GIVEN EXERCISE ▸ Find the string "Force" and gather every line that holds it.

EXCERPTED DATA ▸

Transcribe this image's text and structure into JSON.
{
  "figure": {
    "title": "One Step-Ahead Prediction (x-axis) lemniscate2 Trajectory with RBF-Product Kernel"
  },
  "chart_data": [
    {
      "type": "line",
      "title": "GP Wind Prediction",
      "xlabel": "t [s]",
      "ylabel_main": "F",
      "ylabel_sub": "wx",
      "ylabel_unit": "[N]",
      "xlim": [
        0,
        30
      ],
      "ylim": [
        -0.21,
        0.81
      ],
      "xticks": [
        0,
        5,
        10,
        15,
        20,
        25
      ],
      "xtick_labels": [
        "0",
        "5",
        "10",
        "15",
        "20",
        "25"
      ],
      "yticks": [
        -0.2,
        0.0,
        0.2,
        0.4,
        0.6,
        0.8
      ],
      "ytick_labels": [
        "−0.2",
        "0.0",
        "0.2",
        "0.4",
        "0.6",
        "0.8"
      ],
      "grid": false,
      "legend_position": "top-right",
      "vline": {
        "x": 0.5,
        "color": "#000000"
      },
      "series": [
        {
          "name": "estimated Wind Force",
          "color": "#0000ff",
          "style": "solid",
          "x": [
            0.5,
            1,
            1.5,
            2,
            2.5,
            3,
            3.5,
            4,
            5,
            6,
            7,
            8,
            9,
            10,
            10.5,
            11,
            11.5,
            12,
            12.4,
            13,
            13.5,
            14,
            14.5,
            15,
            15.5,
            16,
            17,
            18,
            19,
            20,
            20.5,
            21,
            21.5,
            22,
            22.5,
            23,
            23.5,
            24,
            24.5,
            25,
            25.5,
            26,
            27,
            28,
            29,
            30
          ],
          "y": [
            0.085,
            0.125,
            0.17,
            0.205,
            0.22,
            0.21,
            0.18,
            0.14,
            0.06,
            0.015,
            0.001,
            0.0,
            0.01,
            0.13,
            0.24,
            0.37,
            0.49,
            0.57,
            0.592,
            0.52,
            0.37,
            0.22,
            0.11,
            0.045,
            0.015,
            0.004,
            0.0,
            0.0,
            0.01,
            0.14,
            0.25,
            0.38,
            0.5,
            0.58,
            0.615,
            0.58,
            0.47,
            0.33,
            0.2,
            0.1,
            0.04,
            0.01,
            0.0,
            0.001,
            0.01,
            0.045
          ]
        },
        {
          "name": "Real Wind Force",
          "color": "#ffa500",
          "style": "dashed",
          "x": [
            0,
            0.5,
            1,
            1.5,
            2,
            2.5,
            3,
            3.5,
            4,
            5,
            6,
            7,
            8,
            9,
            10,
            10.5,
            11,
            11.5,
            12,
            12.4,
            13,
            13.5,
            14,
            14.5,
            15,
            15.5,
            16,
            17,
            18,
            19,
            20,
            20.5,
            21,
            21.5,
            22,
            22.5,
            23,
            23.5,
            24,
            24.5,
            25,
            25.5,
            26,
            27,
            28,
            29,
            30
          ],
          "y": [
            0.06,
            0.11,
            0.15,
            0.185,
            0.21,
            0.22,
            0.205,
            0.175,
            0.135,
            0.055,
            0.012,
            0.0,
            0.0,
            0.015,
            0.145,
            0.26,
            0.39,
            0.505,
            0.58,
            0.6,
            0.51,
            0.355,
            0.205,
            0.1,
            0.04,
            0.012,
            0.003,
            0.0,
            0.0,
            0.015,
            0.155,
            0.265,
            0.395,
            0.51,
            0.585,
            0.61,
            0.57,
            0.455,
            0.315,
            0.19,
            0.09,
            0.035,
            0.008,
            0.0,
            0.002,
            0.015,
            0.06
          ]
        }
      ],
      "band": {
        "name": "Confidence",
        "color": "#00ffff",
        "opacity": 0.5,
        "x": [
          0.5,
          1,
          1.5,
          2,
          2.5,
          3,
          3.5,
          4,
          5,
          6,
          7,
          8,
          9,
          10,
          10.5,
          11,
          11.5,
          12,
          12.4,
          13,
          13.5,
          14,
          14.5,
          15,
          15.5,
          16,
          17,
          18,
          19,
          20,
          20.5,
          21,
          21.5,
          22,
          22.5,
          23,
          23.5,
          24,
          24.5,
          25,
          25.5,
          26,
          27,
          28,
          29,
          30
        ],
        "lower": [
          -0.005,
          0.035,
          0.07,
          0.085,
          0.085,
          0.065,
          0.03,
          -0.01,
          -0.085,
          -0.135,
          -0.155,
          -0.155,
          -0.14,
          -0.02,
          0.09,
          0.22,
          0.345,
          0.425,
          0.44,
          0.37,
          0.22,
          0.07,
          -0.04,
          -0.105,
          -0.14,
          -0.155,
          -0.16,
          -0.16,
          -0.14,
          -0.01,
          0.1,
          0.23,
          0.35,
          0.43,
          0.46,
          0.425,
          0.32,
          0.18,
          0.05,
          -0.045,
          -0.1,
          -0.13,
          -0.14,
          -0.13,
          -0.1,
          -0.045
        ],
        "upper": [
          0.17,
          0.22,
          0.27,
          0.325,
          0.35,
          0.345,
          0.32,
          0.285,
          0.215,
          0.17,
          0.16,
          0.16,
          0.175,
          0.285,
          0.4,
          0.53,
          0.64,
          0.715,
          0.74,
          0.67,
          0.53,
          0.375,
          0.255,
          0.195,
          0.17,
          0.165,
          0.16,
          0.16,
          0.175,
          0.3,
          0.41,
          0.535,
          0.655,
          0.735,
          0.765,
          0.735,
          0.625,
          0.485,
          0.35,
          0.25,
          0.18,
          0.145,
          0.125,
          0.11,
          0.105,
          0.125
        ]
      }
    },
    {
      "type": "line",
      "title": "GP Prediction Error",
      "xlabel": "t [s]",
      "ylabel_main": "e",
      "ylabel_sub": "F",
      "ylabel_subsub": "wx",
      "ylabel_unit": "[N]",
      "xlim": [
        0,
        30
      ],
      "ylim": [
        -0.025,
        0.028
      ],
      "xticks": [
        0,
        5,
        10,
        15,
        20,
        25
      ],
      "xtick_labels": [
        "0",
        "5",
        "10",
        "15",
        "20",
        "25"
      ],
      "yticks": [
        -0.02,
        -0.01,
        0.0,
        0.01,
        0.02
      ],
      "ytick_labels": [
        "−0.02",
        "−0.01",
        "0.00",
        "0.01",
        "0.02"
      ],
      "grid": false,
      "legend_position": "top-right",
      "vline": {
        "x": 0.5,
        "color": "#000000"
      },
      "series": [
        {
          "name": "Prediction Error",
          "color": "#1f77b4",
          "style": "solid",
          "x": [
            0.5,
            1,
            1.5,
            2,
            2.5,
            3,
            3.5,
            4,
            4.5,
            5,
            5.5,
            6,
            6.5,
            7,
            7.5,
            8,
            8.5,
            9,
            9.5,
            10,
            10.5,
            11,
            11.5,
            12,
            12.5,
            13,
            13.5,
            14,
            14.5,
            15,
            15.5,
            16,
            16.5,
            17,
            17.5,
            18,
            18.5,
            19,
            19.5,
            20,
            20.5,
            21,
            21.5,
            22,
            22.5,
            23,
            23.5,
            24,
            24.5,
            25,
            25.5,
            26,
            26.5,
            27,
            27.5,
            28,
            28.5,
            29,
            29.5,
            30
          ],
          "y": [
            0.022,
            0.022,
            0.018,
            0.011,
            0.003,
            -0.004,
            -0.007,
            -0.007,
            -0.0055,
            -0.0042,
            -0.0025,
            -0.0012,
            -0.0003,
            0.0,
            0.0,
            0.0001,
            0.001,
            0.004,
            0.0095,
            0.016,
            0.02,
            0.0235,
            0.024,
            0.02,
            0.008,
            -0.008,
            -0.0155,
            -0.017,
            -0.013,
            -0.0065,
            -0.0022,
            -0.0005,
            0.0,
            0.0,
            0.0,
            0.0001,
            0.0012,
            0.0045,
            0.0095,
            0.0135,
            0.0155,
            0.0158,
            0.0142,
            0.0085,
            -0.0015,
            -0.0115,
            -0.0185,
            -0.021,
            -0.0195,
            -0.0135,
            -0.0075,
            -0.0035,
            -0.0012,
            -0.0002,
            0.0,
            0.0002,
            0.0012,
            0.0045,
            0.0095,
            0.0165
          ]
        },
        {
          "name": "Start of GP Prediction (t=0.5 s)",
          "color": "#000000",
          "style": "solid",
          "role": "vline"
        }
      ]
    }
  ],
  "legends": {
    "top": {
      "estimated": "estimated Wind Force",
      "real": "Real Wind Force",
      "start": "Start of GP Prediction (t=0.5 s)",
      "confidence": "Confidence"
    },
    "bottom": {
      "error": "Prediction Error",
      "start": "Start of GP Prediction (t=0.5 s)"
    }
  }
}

RESPONSE TO THIS EXERCISE ▸
          "name": "estimated Wind Force",
          "name": "Real Wind Force",
      "estimated": "estimated Wind Force",
      "real": "Real Wind Force",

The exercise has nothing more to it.